YOUR GOAL – Print the items without any changes, starting from the first line of the items and ending with the line containing "x-tick-label: 4. feb [154, 371, 175, 395]", inclusive.

EXTRACTED MATERIAL –
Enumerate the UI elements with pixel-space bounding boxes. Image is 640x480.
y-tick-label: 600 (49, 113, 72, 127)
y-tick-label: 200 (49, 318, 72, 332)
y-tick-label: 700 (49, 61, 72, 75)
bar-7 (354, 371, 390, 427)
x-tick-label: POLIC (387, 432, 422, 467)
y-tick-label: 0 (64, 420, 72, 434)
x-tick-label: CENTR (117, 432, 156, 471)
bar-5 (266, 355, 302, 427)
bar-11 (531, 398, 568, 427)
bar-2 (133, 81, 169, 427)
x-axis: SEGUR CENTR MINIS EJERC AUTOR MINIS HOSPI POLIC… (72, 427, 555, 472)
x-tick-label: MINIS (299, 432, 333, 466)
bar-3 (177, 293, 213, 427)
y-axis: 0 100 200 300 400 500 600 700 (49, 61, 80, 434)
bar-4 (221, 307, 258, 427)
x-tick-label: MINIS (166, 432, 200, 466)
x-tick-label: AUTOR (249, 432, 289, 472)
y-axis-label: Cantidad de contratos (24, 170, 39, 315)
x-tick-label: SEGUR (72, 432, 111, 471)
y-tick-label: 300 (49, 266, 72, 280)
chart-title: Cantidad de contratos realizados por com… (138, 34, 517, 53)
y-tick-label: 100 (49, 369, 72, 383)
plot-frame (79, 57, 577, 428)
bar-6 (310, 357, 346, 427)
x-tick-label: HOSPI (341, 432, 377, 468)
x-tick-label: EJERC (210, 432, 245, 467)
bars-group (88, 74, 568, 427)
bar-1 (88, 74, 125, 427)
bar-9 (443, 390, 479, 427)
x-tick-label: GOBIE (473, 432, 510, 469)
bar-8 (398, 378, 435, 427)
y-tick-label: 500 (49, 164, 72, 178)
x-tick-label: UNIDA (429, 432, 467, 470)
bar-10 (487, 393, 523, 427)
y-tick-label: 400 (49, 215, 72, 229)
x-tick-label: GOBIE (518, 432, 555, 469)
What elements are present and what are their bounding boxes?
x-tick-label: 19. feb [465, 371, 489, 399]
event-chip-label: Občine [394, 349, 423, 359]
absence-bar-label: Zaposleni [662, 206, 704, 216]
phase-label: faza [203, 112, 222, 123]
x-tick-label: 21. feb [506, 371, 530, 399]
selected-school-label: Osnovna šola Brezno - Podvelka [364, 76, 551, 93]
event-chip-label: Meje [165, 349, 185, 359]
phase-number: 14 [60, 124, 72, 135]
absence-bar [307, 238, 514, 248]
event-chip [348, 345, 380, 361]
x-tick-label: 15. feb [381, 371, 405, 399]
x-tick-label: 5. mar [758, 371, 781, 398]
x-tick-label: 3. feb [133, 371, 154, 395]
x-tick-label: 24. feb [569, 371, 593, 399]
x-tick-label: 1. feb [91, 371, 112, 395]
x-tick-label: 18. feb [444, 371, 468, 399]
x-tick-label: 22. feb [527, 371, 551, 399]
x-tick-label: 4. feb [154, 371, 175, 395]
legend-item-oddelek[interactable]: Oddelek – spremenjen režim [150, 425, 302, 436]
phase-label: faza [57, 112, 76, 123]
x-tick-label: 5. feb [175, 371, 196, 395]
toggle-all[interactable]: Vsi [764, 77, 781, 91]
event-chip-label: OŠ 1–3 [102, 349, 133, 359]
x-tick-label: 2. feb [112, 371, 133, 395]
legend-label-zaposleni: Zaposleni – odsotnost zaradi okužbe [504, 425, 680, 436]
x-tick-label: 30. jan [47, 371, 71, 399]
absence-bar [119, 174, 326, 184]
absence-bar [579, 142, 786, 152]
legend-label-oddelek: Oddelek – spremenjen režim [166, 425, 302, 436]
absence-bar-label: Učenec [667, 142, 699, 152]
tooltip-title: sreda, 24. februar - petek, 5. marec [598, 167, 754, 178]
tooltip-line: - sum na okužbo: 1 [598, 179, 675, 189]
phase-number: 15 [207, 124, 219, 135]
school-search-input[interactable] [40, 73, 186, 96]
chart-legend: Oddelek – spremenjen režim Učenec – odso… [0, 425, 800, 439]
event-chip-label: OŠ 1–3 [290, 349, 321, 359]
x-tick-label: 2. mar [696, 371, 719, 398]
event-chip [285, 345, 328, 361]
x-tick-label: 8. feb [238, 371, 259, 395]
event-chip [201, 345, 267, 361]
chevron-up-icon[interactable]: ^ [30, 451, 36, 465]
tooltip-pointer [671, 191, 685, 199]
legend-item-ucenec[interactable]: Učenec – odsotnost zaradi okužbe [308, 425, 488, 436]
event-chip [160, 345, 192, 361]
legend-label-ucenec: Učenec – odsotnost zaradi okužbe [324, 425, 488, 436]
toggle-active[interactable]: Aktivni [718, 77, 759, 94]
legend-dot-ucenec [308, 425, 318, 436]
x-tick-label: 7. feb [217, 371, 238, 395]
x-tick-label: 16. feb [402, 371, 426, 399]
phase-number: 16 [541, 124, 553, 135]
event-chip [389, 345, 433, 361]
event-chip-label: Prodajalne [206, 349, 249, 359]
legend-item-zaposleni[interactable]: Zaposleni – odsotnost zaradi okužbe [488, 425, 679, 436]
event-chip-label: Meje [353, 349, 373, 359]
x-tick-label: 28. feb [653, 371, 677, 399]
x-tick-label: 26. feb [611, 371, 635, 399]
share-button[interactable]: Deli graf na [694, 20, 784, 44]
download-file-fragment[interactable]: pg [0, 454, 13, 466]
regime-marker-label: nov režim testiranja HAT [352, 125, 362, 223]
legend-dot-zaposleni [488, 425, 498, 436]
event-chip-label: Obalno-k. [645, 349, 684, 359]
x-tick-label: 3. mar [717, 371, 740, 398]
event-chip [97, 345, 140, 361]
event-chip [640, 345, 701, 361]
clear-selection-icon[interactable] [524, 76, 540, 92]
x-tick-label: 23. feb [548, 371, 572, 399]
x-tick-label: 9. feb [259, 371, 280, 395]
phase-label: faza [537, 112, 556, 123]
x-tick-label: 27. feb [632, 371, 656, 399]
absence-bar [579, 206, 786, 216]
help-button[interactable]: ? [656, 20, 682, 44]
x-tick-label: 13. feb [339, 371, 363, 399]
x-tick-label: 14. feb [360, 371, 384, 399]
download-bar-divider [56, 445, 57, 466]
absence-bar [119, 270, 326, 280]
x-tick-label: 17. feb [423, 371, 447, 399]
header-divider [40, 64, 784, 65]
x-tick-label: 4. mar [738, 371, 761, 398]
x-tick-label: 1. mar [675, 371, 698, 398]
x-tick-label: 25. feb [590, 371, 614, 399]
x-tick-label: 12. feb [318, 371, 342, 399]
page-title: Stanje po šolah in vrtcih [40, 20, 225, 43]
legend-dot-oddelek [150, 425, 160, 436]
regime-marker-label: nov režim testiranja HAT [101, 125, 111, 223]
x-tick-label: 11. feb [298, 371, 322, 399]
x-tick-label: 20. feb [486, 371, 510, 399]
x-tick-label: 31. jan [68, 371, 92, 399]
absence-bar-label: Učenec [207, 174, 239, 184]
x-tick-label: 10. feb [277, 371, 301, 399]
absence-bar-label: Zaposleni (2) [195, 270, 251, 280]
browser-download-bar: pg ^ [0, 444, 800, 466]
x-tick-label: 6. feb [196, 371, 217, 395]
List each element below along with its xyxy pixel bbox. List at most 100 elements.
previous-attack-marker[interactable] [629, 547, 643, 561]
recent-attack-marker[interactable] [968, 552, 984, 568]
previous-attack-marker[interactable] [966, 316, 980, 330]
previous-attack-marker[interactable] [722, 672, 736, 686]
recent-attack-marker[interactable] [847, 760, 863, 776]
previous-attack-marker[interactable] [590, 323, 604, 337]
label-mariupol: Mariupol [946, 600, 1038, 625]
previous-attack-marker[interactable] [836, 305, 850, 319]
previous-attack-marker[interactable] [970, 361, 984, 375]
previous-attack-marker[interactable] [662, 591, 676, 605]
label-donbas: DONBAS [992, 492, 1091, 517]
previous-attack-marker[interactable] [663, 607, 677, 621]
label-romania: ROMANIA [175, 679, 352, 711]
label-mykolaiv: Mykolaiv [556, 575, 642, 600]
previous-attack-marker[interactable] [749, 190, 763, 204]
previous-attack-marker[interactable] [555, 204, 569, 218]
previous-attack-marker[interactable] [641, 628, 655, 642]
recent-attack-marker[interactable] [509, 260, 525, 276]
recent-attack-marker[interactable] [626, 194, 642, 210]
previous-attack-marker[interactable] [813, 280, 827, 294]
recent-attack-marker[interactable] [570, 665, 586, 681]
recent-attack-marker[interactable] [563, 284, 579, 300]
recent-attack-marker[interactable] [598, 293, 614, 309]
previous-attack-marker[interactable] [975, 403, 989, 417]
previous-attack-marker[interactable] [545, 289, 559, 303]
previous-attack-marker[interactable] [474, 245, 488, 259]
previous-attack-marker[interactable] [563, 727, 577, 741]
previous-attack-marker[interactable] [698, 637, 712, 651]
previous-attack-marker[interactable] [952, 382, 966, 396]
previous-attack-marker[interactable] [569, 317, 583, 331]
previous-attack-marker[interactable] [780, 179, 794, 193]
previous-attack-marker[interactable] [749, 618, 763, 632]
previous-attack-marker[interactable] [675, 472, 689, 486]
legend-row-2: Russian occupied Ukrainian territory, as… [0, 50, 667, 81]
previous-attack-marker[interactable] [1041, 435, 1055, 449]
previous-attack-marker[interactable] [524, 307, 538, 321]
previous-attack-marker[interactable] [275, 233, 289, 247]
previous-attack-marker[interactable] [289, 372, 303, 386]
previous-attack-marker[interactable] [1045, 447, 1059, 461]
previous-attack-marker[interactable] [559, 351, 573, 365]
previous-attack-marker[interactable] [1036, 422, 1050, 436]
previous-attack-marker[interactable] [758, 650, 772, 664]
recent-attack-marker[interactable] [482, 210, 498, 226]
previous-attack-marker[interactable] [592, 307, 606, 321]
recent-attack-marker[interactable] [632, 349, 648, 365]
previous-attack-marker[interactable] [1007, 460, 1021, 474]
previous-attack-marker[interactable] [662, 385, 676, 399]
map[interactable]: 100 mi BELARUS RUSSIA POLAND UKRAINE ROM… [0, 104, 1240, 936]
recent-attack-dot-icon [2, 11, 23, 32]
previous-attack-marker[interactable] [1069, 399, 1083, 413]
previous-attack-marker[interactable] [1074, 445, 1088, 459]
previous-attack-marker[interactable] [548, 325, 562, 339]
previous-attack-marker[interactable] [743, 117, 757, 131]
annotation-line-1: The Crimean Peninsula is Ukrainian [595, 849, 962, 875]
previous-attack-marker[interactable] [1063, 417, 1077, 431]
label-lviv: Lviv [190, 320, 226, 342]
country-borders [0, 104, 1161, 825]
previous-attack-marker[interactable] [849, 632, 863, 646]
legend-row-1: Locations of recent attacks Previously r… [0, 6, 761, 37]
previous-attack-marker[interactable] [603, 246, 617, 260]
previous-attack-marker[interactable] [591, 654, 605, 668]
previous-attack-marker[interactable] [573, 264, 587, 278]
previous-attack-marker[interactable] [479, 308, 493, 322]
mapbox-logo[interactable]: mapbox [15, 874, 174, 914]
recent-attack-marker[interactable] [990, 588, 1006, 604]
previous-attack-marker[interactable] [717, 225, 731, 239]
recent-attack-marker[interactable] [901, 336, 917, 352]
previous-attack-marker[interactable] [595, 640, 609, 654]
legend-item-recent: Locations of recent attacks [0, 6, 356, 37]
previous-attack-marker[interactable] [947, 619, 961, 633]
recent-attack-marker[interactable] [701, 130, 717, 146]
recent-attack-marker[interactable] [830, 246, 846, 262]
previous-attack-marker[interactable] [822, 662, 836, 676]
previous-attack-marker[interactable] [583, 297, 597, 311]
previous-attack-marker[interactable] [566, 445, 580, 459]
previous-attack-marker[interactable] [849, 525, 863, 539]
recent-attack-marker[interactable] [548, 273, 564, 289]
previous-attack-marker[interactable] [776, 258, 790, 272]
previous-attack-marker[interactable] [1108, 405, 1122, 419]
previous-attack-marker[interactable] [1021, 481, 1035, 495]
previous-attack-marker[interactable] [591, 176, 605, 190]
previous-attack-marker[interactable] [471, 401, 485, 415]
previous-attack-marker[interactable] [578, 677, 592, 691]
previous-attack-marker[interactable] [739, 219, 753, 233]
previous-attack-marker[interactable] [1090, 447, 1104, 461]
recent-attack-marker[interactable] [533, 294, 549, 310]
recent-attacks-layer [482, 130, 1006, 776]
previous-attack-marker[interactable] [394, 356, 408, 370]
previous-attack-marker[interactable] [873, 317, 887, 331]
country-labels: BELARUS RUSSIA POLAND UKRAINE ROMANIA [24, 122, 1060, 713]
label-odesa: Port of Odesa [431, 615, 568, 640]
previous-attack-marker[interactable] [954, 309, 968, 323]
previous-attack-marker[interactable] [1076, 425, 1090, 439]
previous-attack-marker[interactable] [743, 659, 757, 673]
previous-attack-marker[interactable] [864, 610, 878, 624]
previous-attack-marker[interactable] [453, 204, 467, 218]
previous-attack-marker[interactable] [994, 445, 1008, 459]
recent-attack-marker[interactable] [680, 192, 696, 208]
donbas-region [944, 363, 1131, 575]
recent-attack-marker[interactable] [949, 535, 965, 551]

PROBLEM SOLUTION –
Enumerate the UI elements with pixel-space bounding boxes. Image is 640x480.
y-tick-label: 600 (49, 113, 72, 127)
y-tick-label: 200 (49, 318, 72, 332)
y-tick-label: 700 (49, 61, 72, 75)
bar-7 (354, 371, 390, 427)
x-tick-label: POLIC (387, 432, 422, 467)
y-tick-label: 0 (64, 420, 72, 434)
x-tick-label: CENTR (117, 432, 156, 471)
bar-5 (266, 355, 302, 427)
bar-11 (531, 398, 568, 427)
bar-2 (133, 81, 169, 427)
x-axis: SEGUR CENTR MINIS EJERC AUTOR MINIS HOSPI POLIC… (72, 427, 555, 472)
x-tick-label: MINIS (299, 432, 333, 466)
bar-3 (177, 293, 213, 427)
y-axis: 0 100 200 300 400 500 600 700 (49, 61, 80, 434)
bar-4 (221, 307, 258, 427)
x-tick-label: MINIS (166, 432, 200, 466)
x-tick-label: AUTOR (249, 432, 289, 472)
y-axis-label: Cantidad de contratos (24, 170, 39, 315)
x-tick-label: SEGUR (72, 432, 111, 471)
y-tick-label: 300 (49, 266, 72, 280)
chart-title: Cantidad de contratos realizados por com… (138, 34, 517, 53)
y-tick-label: 100 (49, 369, 72, 383)
plot-frame (79, 57, 577, 428)
bar-6 (310, 357, 346, 427)
x-tick-label: HOSPI (341, 432, 377, 468)
x-tick-label: EJERC (210, 432, 245, 467)
bars-group (88, 74, 568, 427)
bar-1 (88, 74, 125, 427)
bar-9 (443, 390, 479, 427)
x-tick-label: GOBIE (473, 432, 510, 469)
bar-8 (398, 378, 435, 427)
y-tick-label: 500 (49, 164, 72, 178)
x-tick-label: UNIDA (429, 432, 467, 470)
bar-10 (487, 393, 523, 427)
y-tick-label: 400 (49, 215, 72, 229)
x-tick-label: GOBIE (518, 432, 555, 469)
What elements are present and what are their bounding boxes?
x-tick-label: 19. feb [465, 371, 489, 399]
event-chip-label: Občine [394, 349, 423, 359]
absence-bar-label: Zaposleni [662, 206, 704, 216]
phase-label: faza [203, 112, 222, 123]
x-tick-label: 21. feb [506, 371, 530, 399]
selected-school-label: Osnovna šola Brezno - Podvelka [364, 76, 551, 93]
event-chip-label: Meje [165, 349, 185, 359]
phase-number: 14 [60, 124, 72, 135]
absence-bar [307, 238, 514, 248]
event-chip [348, 345, 380, 361]
x-tick-label: 15. feb [381, 371, 405, 399]
x-tick-label: 5. mar [758, 371, 781, 398]
x-tick-label: 3. feb [133, 371, 154, 395]
x-tick-label: 24. feb [569, 371, 593, 399]
x-tick-label: 1. feb [91, 371, 112, 395]
x-tick-label: 18. feb [444, 371, 468, 399]
x-tick-label: 22. feb [527, 371, 551, 399]
x-tick-label: 4. feb [154, 371, 175, 395]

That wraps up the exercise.